# [Instructions for the task]
Transcribe the rows from the line with "replace-all-button[interactable]: Replace All" to the line with "always-label: Always [485,351,525,365]", including both of those lines.
(begin)
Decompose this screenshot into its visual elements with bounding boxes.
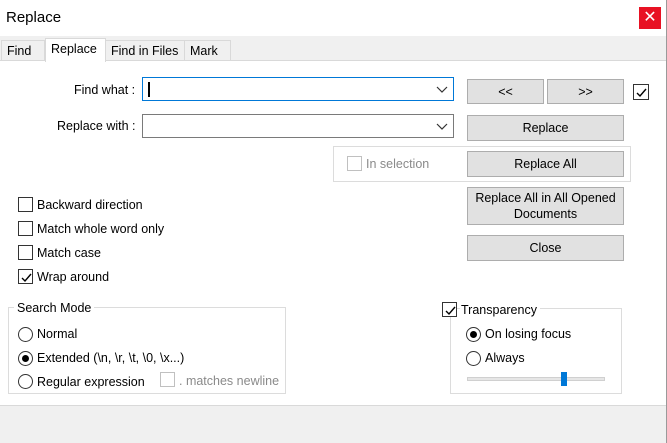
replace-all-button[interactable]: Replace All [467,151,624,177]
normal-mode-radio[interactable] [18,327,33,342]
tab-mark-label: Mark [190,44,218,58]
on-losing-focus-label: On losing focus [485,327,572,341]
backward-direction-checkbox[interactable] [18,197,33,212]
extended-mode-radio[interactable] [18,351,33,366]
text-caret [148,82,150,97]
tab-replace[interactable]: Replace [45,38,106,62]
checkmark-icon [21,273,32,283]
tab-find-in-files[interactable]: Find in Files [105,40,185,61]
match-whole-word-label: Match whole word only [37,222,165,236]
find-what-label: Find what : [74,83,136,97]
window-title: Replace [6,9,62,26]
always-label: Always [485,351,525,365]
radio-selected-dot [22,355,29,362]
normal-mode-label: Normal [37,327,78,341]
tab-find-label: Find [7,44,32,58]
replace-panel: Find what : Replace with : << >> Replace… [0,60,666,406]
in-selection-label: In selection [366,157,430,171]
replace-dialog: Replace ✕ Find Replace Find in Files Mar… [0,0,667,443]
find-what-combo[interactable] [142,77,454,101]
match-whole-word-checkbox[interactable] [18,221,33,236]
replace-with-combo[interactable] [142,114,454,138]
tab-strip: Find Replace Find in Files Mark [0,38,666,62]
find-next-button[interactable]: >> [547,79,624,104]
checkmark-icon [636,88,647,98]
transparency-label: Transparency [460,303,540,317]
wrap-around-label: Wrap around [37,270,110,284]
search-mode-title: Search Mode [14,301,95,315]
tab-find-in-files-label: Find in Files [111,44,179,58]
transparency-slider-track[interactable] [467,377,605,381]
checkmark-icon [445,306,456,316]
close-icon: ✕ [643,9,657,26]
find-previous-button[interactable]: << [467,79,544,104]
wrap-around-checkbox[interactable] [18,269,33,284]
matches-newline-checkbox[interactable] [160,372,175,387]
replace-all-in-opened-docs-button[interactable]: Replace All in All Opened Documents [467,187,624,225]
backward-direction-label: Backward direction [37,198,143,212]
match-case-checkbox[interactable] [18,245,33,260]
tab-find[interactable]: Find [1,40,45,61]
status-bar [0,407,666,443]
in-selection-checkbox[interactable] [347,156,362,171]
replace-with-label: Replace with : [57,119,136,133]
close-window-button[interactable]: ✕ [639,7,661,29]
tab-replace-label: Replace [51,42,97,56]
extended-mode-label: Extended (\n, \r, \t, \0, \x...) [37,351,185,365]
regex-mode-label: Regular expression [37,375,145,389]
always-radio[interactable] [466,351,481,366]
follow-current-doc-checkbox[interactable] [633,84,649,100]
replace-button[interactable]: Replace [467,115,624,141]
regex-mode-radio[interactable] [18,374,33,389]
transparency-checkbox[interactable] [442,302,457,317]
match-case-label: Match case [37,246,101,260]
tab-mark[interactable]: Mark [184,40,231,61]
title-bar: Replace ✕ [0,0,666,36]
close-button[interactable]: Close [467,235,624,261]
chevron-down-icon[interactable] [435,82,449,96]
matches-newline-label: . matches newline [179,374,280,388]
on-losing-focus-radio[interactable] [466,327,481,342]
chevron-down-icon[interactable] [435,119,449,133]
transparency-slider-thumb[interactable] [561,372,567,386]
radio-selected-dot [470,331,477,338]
(end)
(begin)
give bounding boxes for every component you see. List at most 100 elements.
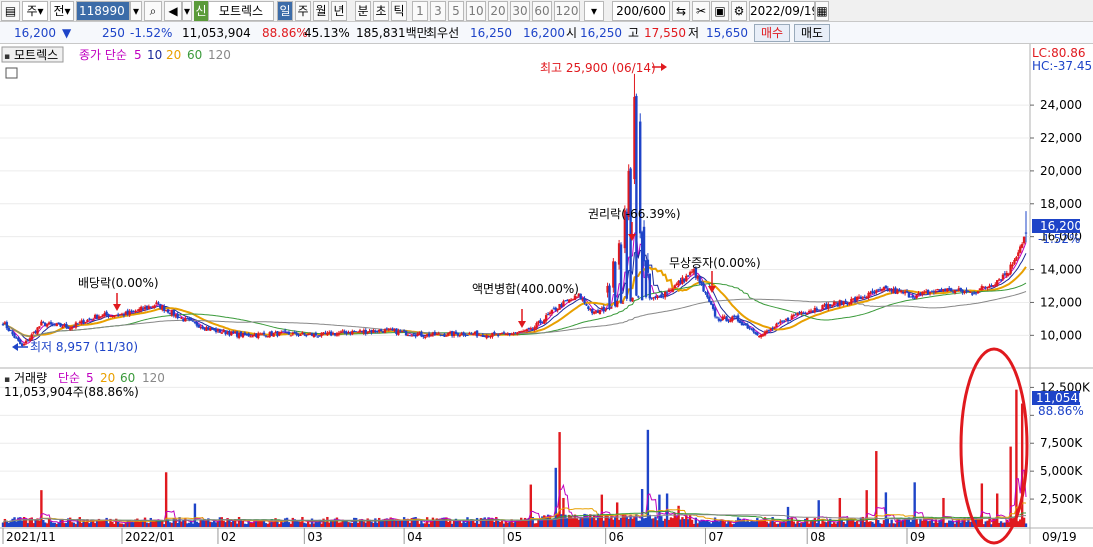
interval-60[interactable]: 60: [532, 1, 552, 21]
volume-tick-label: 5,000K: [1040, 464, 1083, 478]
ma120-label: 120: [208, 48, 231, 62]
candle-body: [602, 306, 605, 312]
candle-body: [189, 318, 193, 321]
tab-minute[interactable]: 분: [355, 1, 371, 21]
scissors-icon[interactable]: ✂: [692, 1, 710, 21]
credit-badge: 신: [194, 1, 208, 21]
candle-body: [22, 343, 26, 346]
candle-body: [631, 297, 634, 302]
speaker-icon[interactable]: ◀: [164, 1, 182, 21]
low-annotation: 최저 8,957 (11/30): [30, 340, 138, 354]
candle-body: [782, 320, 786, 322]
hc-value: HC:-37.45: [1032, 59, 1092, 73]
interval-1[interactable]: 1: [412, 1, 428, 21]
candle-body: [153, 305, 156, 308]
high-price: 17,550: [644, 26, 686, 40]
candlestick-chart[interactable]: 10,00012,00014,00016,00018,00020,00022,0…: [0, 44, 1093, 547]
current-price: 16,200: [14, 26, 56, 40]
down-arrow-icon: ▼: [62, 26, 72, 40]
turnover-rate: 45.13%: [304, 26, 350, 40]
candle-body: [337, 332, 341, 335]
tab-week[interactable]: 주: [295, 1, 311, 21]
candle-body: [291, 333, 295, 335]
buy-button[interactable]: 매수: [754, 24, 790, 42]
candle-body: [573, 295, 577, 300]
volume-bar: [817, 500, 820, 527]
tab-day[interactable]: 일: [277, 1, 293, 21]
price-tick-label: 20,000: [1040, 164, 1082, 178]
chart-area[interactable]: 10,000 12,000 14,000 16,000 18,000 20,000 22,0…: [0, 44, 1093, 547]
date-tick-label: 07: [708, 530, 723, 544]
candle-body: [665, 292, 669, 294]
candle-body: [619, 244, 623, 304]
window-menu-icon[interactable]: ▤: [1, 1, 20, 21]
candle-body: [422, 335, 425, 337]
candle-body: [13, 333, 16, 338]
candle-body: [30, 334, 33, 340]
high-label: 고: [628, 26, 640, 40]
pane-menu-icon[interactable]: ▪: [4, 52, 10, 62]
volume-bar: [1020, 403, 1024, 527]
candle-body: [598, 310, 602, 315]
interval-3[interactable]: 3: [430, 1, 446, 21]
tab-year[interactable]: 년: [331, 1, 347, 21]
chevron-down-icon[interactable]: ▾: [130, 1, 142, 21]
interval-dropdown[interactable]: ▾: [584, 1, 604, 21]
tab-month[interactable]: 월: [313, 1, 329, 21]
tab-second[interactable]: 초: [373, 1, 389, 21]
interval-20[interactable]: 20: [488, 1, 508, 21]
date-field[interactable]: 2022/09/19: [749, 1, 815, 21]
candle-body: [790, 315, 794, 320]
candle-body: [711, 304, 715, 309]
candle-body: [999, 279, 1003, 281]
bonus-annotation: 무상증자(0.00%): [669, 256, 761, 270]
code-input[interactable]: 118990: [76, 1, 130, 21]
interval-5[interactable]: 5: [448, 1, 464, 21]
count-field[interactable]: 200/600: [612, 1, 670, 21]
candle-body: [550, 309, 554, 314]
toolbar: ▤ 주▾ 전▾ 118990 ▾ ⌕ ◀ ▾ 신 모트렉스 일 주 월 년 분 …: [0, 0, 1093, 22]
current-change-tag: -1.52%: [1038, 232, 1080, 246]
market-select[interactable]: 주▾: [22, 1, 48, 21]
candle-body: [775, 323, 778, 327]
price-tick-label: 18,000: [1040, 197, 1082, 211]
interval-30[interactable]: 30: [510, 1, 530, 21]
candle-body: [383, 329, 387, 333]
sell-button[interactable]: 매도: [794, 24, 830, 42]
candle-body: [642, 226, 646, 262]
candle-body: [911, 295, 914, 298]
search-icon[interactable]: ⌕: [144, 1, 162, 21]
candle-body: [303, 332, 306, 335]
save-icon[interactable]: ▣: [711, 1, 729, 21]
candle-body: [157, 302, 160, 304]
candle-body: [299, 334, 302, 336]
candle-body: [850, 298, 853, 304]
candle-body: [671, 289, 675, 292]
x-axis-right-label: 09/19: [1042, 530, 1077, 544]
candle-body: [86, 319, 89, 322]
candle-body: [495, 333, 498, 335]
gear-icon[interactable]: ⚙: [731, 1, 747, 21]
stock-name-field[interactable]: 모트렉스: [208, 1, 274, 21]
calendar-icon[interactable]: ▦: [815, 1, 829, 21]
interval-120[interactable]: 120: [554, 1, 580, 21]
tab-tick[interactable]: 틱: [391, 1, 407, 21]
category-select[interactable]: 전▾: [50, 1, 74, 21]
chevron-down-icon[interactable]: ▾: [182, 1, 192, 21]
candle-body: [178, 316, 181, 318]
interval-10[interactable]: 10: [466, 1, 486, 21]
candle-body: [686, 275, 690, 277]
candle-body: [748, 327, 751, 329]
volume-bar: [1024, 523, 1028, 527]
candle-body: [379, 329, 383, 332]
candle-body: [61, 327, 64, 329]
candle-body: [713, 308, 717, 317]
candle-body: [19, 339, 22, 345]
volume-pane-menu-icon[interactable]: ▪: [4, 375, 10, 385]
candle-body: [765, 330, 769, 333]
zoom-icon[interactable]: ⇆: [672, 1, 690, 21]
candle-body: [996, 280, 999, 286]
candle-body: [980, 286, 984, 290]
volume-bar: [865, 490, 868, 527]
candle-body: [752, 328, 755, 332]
(end)
# [Answer for this exercise]
replace-all-button[interactable]: Replace All [467,151,624,177]
normal-mode-radio[interactable] [18,327,33,342]
tab-mark-label: Mark [190,44,218,58]
on-losing-focus-label: On losing focus [485,327,572,341]
backward-direction-checkbox[interactable] [18,197,33,212]
extended-mode-radio[interactable] [18,351,33,366]
text-caret [148,82,150,97]
tab-replace[interactable]: Replace [45,38,106,62]
checkmark-icon [21,273,32,283]
tab-find-in-files[interactable]: Find in Files [105,40,185,61]
match-whole-word-label: Match whole word only [37,222,165,236]
find-what-label: Find what : [74,83,136,97]
window-title: Replace [6,9,62,26]
always-label: Always [485,351,525,365]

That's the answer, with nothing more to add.